### Exercise
Return exactly the span of lines that opens with the line containing "What text is on this page?" and closes with the last line of the data, inclusive.

### Data provided
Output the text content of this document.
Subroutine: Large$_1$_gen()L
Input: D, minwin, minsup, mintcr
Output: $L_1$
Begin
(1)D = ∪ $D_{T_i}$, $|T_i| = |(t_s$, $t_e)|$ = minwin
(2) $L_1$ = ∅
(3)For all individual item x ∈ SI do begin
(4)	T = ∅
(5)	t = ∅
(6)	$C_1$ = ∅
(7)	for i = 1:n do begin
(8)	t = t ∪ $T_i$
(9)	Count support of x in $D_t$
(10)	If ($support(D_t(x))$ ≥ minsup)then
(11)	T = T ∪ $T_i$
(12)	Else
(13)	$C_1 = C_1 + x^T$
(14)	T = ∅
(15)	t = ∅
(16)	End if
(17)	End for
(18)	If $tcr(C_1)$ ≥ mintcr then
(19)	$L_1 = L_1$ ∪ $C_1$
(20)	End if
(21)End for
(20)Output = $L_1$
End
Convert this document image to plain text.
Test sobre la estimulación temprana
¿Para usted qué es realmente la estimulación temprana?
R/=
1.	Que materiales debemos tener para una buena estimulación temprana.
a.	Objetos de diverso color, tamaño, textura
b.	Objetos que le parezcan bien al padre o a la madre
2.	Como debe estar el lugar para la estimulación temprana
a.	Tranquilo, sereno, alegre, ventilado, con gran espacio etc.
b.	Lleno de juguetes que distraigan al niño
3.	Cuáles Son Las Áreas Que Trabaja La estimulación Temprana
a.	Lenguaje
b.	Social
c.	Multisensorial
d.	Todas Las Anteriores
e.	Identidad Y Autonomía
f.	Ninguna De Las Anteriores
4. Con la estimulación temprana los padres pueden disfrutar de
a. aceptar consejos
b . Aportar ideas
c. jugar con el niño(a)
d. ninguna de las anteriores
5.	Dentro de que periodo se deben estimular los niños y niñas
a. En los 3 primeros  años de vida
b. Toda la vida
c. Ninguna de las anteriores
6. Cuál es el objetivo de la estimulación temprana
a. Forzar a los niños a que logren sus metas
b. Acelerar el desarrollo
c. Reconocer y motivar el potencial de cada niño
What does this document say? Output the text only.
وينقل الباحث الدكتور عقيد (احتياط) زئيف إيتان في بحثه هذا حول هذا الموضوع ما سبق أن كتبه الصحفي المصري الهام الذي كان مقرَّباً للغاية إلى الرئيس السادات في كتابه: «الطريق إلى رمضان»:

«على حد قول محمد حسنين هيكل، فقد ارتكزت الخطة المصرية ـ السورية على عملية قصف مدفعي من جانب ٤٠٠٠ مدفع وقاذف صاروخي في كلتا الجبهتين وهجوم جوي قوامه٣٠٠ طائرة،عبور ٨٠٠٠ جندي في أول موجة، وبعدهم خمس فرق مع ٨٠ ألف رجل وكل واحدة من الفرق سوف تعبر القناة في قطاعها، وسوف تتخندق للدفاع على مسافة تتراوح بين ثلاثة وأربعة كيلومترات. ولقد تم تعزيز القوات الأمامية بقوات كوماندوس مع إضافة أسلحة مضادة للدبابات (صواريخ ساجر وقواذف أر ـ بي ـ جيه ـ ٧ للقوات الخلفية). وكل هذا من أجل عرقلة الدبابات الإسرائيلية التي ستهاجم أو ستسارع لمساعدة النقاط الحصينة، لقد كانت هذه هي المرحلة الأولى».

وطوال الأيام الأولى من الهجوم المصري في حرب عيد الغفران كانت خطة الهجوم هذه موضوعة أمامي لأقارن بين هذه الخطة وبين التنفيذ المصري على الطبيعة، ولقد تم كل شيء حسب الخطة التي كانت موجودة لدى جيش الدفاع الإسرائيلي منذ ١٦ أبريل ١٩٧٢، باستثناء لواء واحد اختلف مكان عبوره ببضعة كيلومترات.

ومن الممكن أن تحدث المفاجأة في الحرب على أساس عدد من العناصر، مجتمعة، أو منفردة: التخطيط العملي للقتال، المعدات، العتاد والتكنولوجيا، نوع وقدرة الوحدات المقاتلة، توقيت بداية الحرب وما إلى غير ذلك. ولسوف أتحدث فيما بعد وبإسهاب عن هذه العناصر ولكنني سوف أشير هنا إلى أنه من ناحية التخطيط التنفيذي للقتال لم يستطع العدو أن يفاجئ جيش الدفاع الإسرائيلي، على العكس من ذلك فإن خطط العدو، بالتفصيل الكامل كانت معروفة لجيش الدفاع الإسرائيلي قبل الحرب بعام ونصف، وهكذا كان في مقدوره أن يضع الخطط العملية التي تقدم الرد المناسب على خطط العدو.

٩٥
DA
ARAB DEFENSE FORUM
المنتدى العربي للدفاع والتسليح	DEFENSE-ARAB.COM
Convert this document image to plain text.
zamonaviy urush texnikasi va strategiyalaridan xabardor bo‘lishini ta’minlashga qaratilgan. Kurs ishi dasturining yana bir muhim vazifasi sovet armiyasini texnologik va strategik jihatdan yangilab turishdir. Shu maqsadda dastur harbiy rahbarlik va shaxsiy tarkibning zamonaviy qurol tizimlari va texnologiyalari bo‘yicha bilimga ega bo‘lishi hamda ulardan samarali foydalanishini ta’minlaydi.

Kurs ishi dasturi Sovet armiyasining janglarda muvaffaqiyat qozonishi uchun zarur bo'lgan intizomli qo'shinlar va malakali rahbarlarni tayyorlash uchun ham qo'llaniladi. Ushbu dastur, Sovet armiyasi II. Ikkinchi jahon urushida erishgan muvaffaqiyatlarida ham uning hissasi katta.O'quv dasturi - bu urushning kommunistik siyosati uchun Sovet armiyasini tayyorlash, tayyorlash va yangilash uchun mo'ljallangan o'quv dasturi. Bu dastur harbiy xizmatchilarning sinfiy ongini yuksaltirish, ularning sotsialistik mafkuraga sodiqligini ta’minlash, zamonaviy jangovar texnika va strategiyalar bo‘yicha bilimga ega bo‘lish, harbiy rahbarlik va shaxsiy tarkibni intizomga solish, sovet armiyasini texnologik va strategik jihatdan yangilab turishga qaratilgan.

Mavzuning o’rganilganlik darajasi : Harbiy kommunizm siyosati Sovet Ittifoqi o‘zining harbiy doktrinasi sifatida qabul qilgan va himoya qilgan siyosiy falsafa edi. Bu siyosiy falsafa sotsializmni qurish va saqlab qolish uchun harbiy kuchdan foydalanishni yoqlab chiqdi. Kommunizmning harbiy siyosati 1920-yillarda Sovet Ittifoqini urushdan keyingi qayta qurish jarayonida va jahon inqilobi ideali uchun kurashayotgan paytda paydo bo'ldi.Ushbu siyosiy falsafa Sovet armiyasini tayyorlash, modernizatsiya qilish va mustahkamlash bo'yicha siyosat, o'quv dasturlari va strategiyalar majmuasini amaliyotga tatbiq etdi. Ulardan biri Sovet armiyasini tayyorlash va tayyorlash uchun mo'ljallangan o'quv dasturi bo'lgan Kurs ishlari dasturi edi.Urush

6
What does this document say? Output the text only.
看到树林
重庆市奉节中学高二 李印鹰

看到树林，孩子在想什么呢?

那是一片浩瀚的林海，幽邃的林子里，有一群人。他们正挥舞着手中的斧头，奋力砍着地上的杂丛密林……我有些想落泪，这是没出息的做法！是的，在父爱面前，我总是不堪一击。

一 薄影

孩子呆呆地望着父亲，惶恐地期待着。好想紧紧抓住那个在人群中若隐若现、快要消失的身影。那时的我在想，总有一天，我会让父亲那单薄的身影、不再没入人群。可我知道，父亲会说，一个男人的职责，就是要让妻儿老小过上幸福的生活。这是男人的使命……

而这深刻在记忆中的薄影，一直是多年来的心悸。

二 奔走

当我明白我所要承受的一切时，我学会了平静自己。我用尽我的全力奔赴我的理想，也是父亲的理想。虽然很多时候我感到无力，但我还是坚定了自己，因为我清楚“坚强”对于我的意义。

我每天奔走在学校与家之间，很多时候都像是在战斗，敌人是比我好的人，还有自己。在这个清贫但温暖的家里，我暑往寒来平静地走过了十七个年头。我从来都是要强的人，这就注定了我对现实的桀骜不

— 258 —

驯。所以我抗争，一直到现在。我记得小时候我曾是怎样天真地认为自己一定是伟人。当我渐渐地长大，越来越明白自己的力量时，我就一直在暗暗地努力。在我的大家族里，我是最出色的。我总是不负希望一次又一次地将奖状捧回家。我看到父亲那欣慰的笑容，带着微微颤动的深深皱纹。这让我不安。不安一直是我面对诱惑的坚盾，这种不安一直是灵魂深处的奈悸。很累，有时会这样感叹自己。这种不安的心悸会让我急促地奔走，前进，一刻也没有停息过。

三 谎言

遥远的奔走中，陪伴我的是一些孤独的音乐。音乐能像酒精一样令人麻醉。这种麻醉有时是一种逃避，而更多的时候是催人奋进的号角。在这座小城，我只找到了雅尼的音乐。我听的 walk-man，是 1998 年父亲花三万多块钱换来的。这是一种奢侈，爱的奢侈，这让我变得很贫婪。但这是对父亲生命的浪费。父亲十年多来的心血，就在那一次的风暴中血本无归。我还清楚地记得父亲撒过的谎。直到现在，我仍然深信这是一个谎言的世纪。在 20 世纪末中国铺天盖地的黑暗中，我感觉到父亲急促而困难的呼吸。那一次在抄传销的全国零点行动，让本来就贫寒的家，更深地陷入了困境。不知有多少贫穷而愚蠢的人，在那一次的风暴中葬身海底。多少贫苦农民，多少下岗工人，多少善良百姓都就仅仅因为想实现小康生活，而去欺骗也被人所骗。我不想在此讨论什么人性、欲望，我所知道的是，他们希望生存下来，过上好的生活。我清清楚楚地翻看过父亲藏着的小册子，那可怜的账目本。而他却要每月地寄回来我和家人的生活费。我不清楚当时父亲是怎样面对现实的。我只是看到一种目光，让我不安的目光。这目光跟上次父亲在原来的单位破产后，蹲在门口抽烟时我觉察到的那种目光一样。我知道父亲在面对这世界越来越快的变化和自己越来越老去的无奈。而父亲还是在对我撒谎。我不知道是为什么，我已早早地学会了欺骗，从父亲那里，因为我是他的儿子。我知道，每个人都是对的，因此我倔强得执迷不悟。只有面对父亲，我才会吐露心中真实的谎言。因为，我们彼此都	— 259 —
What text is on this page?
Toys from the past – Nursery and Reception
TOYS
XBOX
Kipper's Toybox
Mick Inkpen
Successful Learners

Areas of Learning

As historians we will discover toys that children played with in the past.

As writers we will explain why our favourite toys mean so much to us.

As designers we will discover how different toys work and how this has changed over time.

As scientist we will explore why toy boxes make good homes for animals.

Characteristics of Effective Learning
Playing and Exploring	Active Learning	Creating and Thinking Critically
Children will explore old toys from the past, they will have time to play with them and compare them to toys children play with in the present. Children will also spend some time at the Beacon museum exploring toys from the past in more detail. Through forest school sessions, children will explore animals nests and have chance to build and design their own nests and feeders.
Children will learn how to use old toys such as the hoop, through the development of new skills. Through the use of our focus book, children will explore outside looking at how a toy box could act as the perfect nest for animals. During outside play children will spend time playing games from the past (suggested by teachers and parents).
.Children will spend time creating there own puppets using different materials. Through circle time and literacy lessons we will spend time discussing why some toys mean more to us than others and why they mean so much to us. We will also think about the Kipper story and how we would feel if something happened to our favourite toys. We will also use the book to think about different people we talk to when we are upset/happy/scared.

### Task response
What text is on this page?
Toys from the past – Nursery and Reception
TOYS
XBOX
Kipper's Toybox
Mick Inkpen
Successful Learners

Areas of Learning

As historians we will discover toys that children played with in the past.

As writers we will explain why our favourite toys mean so much to us.

As designers we will discover how different toys work and how this has changed over time.

As scientist we will explore why toy boxes make good homes for animals.

Characteristics of Effective Learning
Playing and Exploring	Active Learning	Creating and Thinking Critically
Children will explore old toys from the past, they will have time to play with them and compare them to toys children play with in the present. Children will also spend some time at the Beacon museum exploring toys from the past in more detail. Through forest school sessions, children will explore animals nests and have chance to build and design their own nests and feeders.
Children will learn how to use old toys such as the hoop, through the development of new skills. Through the use of our focus book, children will explore outside looking at how a toy box could act as the perfect nest for animals. During outside play children will spend time playing games from the past (suggested by teachers and parents).
.Children will spend time creating there own puppets using different materials. Through circle time and literacy lessons we will spend time discussing why some toys mean more to us than others and why they mean so much to us. We will also think about the Kipper story and how we would feel if something happened to our favourite toys. We will also use the book to think about different people we talk to when we are upset/happy/scared.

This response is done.